Collected data entries
————

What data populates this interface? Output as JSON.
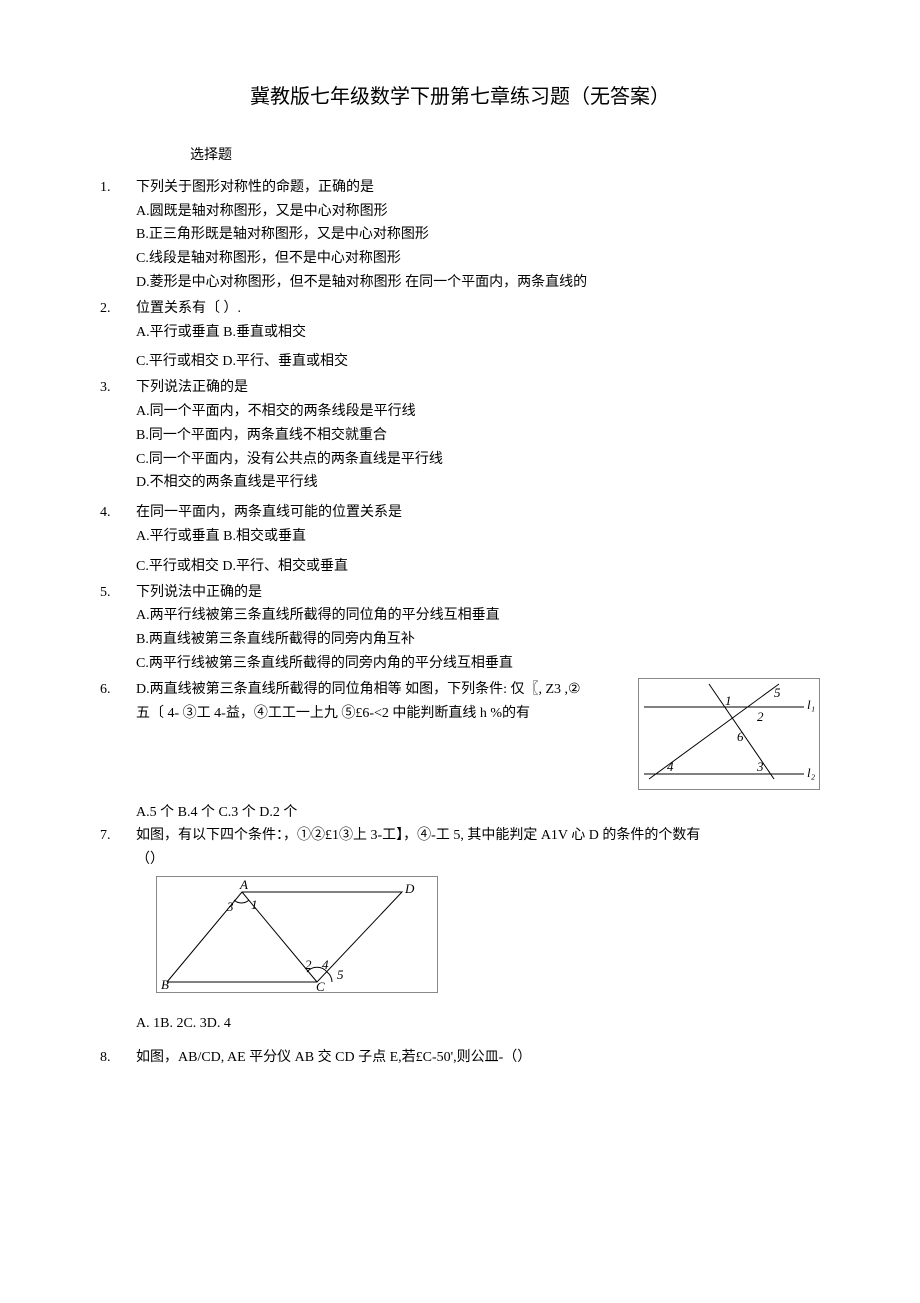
{
  "title": "冀教版七年级数学下册第七章练习题（无答案）",
  "section": "选择题",
  "q1": {
    "num": "1.",
    "text": "下列关于图形对称性的命题，正确的是",
    "optA": "A.圆既是轴对称图形，又是中心对称图形",
    "optB": "B.正三角形既是轴对称图形，又是中心对称图形",
    "optC": "C.线段是轴对称图形，但不是中心对称图形",
    "optD_prefix": "D.菱形是中心对称图形，但不是轴对称图形 在同一个平面内，两条直线的"
  },
  "q2": {
    "num": "2.",
    "line1": "位置关系有〔 ）.",
    "line2": "A.平行或垂直 B.垂直或相交",
    "line3": "C.平行或相交 D.平行、垂直或相交"
  },
  "q3": {
    "num": "3.",
    "text": "下列说法正确的是",
    "optA": "A.同一个平面内，不相交的两条线段是平行线",
    "optB": "B.同一个平面内，两条直线不相交就重合",
    "optC": "C.同一个平面内，没有公共点的两条直线是平行线",
    "optD": "D.不相交的两条直线是平行线"
  },
  "q4": {
    "num": "4.",
    "text": "在同一平面内，两条直线可能的位置关系是",
    "line1": "A.平行或垂直 B.相交或垂直",
    "line2": "C.平行或相交 D.平行、相交或垂直"
  },
  "q5": {
    "num": "5.",
    "text": "下列说法中正确的是",
    "optA": "A.两平行线被第三条直线所截得的同位角的平分线互相垂直",
    "optB": "B.两直线被第三条直线所截得的同旁内角互补",
    "optC": "C.两平行线被第三条直线所截得的同旁内角的平分线互相垂直"
  },
  "q6": {
    "num": "6.",
    "line1": "D.两直线被第三条直线所截得的同位角相等  如图，下列条件: 仅〖, Z3 ,②",
    "line2": "五〔 4- ③工 4-益，④工工一上九  ⑤£6-<2 中能判断直线  h %的有",
    "answers": "A.5 个 B.4 个 C.3 个 D.2 个",
    "fig": {
      "l1": "l₁",
      "l2": "l₂",
      "n1": "1",
      "n2": "2",
      "n3": "3",
      "n4": "4",
      "n5": "5",
      "n6": "6"
    }
  },
  "q7": {
    "num": "7.",
    "text": "如图，有以下四个条件：，①②£1③上 3-工】，④-工 5, 其中能判定 A1V 心 D 的条件的个数有",
    "paren": "（）",
    "answers": "A. 1B. 2C. 3D. 4",
    "fig": {
      "A": "A",
      "B": "B",
      "C": "C",
      "D": "D",
      "n1": "1",
      "n2": "2",
      "n3": "3",
      "n4": "4",
      "n5": "5"
    }
  },
  "q8": {
    "num": "8.",
    "text": "如图，AB/CD, AE 平分仪 AB 交 CD 子点 E,若£C-50',则公皿-（）"
  }
}
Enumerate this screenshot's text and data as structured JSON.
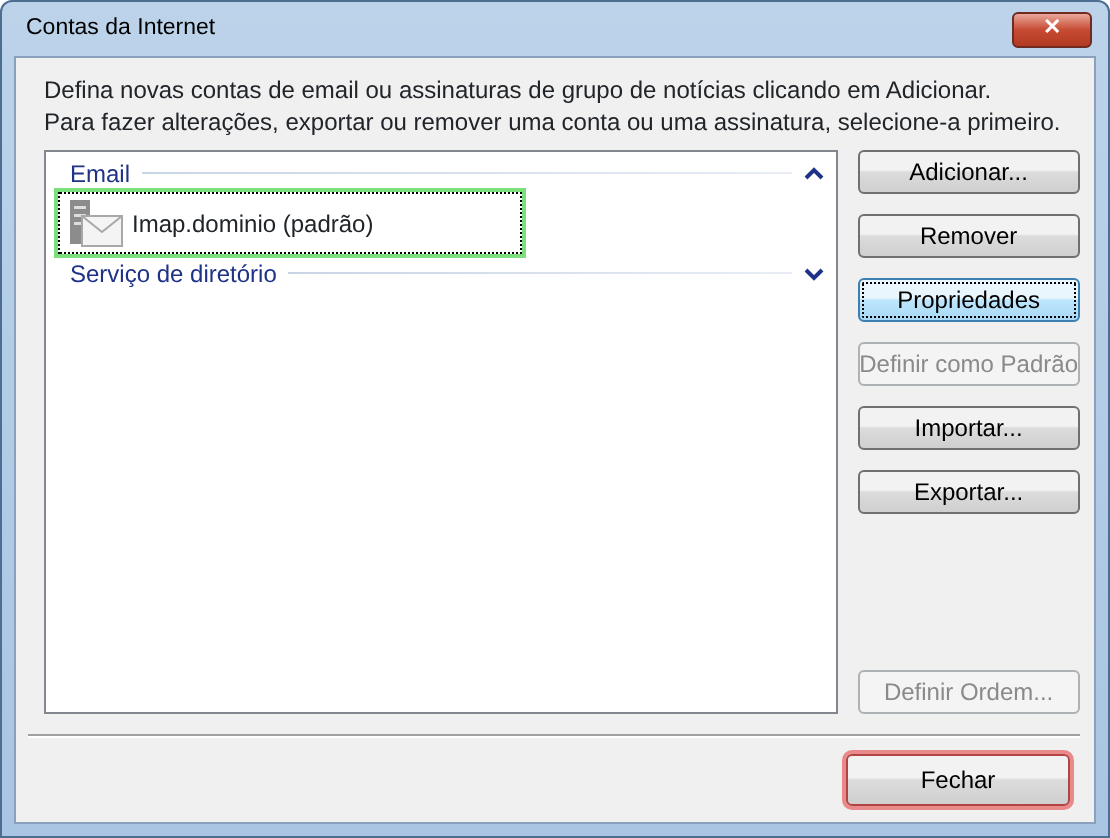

————

### Request:
Restate each entry word for word, leaving out any pictures.

### Solution to this exercise:
What data populates this interface? Output as JSON.
{
  "title": "冀教版七年级数学下册第七章练习题（无答案）",
  "section": "选择题",
  "q1": {
    "num": "1.",
    "text": "下列关于图形对称性的命题，正确的是",
    "optA": "A.圆既是轴对称图形，又是中心对称图形",
    "optB": "B.正三角形既是轴对称图形，又是中心对称图形",
    "optC": "C.线段是轴对称图形，但不是中心对称图形",
    "optD_prefix": "D.菱形是中心对称图形，但不是轴对称图形 在同一个平面内，两条直线的"
  },
  "q2": {
    "num": "2.",
    "line1": "位置关系有〔 ）.",
    "line2": "A.平行或垂直 B.垂直或相交",
    "line3": "C.平行或相交 D.平行、垂直或相交"
  },
  "q3": {
    "num": "3.",
    "text": "下列说法正确的是",
    "optA": "A.同一个平面内，不相交的两条线段是平行线",
    "optB": "B.同一个平面内，两条直线不相交就重合",
    "optC": "C.同一个平面内，没有公共点的两条直线是平行线",
    "optD": "D.不相交的两条直线是平行线"
  },
  "q4": {
    "num": "4.",
    "text": "在同一平面内，两条直线可能的位置关系是",
    "line1": "A.平行或垂直 B.相交或垂直",
    "line2": "C.平行或相交 D.平行、相交或垂直"
  },
  "q5": {
    "num": "5.",
    "text": "下列说法中正确的是",
    "optA": "A.两平行线被第三条直线所截得的同位角的平分线互相垂直",
    "optB": "B.两直线被第三条直线所截得的同旁内角互补",
    "optC": "C.两平行线被第三条直线所截得的同旁内角的平分线互相垂直"
  },
  "q6": {
    "num": "6.",
    "line1": "D.两直线被第三条直线所截得的同位角相等  如图，下列条件: 仅〖, Z3 ,②",
    "line2": "五〔 4- ③工 4-益，④工工一上九  ⑤£6-<2 中能判断直线  h %的有",
    "answers": "A.5 个 B.4 个 C.3 个 D.2 个",
    "fig": {
      "l1": "l₁",
      "l2": "l₂",
      "n1": "1",
      "n2": "2",
      "n3": "3",
      "n4": "4",
      "n5": "5",
      "n6": "6"
    }
  },
  "q7": {
    "num": "7.",
    "text": "如图，有以下四个条件：，①②£1③上 3-工】，④-工 5, 其中能判定 A1V 心 D 的条件的个数有",
    "paren": "（）",
    "answers": "A. 1B. 2C. 3D. 4",
    "fig": {
      "A": "A",
      "B": "B",
      "C": "C",
      "D": "D",
      "n1": "1",
      "n2": "2",
      "n3": "3",
      "n4": "4",
      "n5": "5"
    }
  },
  "q8": {
    "num": "8.",
    "text": "如图，AB/CD, AE 平分仪 AB 交 CD 子点 E,若£C-50',则公皿-（）"
  }
}
Enumerate this screenshot's text and data as structured JSON.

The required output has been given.